[Dataset items]
_____

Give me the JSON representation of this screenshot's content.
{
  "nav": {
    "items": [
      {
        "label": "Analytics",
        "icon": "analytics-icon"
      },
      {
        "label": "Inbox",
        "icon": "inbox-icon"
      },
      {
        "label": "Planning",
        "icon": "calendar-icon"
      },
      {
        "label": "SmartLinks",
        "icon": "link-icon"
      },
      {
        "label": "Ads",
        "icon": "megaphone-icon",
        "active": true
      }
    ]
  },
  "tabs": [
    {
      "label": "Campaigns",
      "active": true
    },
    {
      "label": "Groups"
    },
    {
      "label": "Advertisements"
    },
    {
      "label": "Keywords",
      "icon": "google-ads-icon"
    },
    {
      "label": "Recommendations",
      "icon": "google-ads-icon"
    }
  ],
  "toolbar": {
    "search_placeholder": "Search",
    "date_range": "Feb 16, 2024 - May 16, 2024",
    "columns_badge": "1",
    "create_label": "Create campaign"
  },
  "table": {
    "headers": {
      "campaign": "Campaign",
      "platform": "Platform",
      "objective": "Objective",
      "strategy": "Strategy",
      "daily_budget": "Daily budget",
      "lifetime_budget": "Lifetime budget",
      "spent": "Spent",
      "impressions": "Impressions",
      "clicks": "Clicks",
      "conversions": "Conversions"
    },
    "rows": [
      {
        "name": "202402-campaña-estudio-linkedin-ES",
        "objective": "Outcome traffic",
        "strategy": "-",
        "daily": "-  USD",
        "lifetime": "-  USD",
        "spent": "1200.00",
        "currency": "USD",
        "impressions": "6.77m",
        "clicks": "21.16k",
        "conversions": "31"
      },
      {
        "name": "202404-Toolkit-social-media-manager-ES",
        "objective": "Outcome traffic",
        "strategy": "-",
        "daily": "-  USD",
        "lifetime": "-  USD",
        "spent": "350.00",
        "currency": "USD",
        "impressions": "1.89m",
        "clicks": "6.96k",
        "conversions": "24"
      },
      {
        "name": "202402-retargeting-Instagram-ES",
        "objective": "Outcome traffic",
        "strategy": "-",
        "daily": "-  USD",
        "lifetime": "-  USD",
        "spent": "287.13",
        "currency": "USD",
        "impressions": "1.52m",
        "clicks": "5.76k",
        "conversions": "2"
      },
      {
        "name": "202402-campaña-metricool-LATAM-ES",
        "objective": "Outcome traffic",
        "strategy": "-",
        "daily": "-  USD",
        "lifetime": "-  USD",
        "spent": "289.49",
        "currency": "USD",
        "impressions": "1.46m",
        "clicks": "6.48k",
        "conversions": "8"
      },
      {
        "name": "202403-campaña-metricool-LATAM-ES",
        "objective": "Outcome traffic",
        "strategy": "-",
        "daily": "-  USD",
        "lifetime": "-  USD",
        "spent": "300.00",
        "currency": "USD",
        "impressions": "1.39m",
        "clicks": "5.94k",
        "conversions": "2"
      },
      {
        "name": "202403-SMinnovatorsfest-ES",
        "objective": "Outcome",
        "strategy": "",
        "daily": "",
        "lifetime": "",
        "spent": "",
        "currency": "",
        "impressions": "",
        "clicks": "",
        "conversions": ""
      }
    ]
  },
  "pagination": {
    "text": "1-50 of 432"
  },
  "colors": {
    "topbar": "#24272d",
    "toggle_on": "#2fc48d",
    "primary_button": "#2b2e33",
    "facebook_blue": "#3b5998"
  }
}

_____

_Task statement_
Copy each line holding the word "LATAM" from the listing above.

_Solution for this task_
        "name": "202402-campaña-metricool-LATAM-ES",
        "name": "202403-campaña-metricool-LATAM-ES",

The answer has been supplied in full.